Data records:
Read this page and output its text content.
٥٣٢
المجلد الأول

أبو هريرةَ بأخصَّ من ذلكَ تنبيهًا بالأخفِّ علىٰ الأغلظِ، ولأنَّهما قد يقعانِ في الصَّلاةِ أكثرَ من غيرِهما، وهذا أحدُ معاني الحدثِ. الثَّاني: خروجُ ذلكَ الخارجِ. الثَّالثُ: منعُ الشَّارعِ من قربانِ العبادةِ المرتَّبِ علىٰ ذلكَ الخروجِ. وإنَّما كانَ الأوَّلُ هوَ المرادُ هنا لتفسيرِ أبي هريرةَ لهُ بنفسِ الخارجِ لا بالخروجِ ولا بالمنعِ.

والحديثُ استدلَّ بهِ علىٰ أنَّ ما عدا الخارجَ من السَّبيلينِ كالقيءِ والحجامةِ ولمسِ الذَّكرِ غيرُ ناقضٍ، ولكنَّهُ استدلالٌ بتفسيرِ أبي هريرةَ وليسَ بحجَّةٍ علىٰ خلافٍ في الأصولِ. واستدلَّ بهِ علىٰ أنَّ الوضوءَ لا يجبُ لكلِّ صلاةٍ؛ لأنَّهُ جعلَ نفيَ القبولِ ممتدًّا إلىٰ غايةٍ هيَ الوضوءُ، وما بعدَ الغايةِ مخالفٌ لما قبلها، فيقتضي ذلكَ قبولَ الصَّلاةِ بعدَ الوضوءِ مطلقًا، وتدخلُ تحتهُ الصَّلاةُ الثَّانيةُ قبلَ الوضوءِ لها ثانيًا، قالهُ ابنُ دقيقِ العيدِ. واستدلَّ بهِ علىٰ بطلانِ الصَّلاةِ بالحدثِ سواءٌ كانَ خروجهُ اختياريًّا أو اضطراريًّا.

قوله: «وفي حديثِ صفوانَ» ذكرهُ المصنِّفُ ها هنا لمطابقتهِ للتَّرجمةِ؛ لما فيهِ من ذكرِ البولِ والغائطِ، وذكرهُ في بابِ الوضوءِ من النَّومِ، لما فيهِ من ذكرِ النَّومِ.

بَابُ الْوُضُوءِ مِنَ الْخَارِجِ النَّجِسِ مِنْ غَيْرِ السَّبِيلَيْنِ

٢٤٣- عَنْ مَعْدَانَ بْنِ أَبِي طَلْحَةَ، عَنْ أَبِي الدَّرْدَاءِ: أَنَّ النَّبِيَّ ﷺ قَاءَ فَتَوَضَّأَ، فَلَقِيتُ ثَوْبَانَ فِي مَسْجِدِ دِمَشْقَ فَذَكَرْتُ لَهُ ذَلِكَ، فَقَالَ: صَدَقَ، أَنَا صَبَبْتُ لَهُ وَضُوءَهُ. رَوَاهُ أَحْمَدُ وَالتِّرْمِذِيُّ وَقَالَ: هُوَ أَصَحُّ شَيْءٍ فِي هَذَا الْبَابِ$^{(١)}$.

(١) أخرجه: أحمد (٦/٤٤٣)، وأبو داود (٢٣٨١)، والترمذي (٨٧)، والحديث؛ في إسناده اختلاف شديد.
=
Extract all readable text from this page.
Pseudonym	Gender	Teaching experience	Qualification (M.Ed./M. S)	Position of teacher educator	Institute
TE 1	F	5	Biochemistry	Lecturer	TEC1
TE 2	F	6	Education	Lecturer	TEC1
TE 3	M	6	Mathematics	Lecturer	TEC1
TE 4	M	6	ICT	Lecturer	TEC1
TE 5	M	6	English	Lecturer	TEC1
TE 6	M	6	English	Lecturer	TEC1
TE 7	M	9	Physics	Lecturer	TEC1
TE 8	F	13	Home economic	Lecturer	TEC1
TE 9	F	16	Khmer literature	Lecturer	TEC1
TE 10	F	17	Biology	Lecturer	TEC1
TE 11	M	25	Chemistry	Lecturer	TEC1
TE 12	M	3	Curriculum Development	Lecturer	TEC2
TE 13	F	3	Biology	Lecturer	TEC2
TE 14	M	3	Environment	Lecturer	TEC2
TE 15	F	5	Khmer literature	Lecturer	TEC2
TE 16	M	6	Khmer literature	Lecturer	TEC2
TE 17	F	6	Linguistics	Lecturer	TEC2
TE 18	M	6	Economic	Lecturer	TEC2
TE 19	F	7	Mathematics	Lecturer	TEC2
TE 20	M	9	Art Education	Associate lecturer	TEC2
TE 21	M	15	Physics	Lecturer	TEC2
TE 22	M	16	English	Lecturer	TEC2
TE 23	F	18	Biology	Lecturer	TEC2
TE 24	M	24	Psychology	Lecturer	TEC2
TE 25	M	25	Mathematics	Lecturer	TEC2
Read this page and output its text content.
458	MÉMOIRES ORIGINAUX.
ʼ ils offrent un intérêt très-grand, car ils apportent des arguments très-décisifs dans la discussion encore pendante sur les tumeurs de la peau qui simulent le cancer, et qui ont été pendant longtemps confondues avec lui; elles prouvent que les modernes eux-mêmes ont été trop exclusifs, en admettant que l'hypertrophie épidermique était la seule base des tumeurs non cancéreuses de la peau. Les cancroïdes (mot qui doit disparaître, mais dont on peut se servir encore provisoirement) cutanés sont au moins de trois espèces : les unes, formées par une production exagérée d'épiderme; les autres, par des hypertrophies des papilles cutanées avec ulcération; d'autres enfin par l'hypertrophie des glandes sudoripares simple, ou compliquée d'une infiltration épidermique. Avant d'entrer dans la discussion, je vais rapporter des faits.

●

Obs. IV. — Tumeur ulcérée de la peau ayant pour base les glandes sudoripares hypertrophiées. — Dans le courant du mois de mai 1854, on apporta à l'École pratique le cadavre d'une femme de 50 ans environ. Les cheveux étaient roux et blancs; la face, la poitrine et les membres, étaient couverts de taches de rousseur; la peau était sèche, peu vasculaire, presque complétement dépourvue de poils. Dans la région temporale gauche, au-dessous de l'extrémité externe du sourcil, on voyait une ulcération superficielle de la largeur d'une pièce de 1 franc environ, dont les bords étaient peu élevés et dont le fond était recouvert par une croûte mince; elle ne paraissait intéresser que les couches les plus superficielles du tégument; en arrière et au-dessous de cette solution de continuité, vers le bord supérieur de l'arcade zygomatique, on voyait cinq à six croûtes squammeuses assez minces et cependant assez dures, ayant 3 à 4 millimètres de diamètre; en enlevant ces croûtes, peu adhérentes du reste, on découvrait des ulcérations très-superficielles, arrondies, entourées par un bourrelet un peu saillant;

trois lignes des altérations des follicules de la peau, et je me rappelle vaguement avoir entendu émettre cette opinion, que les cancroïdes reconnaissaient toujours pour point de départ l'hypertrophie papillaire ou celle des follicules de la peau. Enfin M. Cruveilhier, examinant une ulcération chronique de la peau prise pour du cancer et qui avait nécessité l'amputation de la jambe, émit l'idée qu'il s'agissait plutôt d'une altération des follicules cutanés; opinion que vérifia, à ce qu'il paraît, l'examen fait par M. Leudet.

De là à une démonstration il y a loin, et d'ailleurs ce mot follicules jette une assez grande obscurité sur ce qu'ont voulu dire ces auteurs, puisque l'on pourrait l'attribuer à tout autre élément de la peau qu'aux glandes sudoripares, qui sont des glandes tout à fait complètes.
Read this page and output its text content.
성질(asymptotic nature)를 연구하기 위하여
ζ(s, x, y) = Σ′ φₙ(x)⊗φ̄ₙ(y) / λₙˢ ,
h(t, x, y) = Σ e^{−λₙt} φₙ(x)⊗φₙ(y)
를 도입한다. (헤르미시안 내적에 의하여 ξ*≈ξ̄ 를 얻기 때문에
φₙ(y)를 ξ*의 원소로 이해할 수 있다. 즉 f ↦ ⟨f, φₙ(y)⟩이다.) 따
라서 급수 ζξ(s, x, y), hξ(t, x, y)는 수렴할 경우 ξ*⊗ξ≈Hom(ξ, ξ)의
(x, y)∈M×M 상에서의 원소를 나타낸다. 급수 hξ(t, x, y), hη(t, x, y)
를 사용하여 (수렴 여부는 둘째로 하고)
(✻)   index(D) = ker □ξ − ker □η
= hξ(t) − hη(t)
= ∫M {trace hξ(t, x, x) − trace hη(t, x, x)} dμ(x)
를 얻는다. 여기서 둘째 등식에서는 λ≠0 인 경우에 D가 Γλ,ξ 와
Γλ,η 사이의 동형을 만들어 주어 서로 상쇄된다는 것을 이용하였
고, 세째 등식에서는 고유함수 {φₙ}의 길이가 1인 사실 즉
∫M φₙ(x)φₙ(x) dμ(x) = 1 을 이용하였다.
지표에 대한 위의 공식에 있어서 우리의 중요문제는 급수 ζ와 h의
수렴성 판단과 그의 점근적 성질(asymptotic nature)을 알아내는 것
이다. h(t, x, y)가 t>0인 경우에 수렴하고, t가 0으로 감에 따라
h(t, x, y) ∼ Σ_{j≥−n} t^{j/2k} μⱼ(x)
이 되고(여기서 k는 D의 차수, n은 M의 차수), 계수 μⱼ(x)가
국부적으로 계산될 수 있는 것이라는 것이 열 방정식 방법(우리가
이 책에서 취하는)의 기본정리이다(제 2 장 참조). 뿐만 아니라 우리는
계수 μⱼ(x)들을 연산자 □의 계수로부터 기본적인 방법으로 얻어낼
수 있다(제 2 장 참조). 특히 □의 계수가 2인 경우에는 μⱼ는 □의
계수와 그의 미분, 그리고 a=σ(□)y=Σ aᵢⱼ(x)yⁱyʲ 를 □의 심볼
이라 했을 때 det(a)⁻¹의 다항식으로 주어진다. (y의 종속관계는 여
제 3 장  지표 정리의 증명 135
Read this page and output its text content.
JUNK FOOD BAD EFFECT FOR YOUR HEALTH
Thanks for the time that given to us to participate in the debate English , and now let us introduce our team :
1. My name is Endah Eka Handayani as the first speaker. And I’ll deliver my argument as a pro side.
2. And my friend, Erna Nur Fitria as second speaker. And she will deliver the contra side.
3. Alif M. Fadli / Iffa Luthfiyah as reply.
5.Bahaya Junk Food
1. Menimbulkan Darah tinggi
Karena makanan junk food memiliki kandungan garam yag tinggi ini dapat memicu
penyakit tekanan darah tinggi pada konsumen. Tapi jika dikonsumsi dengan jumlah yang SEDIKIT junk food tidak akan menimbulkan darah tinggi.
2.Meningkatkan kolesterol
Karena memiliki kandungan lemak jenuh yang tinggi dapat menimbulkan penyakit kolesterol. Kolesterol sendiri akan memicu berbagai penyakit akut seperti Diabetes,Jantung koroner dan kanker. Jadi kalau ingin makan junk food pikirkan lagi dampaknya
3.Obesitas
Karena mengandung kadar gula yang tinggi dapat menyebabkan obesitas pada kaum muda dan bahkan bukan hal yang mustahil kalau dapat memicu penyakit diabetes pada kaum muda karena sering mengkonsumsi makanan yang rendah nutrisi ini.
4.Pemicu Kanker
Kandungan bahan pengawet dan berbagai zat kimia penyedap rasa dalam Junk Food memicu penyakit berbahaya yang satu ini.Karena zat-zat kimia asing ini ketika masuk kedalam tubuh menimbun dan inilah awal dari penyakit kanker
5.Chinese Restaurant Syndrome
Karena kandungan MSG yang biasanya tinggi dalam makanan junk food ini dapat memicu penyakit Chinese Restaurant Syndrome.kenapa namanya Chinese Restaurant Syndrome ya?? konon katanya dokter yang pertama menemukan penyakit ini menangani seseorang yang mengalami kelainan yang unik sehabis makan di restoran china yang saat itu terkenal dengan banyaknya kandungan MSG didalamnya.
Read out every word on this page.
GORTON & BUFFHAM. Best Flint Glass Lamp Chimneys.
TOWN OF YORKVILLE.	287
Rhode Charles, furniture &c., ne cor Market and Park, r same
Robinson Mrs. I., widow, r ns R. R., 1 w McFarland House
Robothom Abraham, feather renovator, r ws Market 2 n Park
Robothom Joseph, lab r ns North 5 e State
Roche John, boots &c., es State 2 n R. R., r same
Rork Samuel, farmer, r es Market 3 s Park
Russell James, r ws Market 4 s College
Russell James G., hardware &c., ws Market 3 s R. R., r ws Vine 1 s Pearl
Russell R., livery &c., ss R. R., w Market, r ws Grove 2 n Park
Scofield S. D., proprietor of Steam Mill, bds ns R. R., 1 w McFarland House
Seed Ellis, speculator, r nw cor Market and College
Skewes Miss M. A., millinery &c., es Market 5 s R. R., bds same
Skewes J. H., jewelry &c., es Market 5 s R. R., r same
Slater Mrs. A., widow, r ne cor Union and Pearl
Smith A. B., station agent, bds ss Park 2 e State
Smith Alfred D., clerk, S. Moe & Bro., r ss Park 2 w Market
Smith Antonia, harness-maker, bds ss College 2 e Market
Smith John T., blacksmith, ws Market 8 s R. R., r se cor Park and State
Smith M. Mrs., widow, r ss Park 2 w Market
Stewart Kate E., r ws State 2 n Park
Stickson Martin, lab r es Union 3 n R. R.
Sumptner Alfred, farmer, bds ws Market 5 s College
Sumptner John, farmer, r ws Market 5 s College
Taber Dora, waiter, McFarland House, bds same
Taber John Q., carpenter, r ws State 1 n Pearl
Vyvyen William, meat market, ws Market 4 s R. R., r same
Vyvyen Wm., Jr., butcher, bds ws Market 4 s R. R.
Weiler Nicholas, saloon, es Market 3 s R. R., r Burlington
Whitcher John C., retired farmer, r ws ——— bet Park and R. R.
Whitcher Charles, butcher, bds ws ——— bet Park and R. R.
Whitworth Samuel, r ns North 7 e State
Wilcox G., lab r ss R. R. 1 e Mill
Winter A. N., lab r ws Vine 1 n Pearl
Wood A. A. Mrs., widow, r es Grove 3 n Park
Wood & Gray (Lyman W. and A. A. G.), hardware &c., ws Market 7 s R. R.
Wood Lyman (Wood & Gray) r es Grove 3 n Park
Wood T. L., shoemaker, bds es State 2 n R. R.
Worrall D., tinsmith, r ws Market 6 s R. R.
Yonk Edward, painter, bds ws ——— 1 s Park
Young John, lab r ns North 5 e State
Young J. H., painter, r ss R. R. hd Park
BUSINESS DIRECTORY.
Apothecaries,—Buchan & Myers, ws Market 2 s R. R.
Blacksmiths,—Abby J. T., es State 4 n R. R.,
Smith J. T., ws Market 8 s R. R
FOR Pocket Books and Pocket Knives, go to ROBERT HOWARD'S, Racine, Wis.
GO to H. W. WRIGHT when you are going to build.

**Set task:** Tally the lines containing "Grove". Provide the number without any other words.

**Finished answer:** 3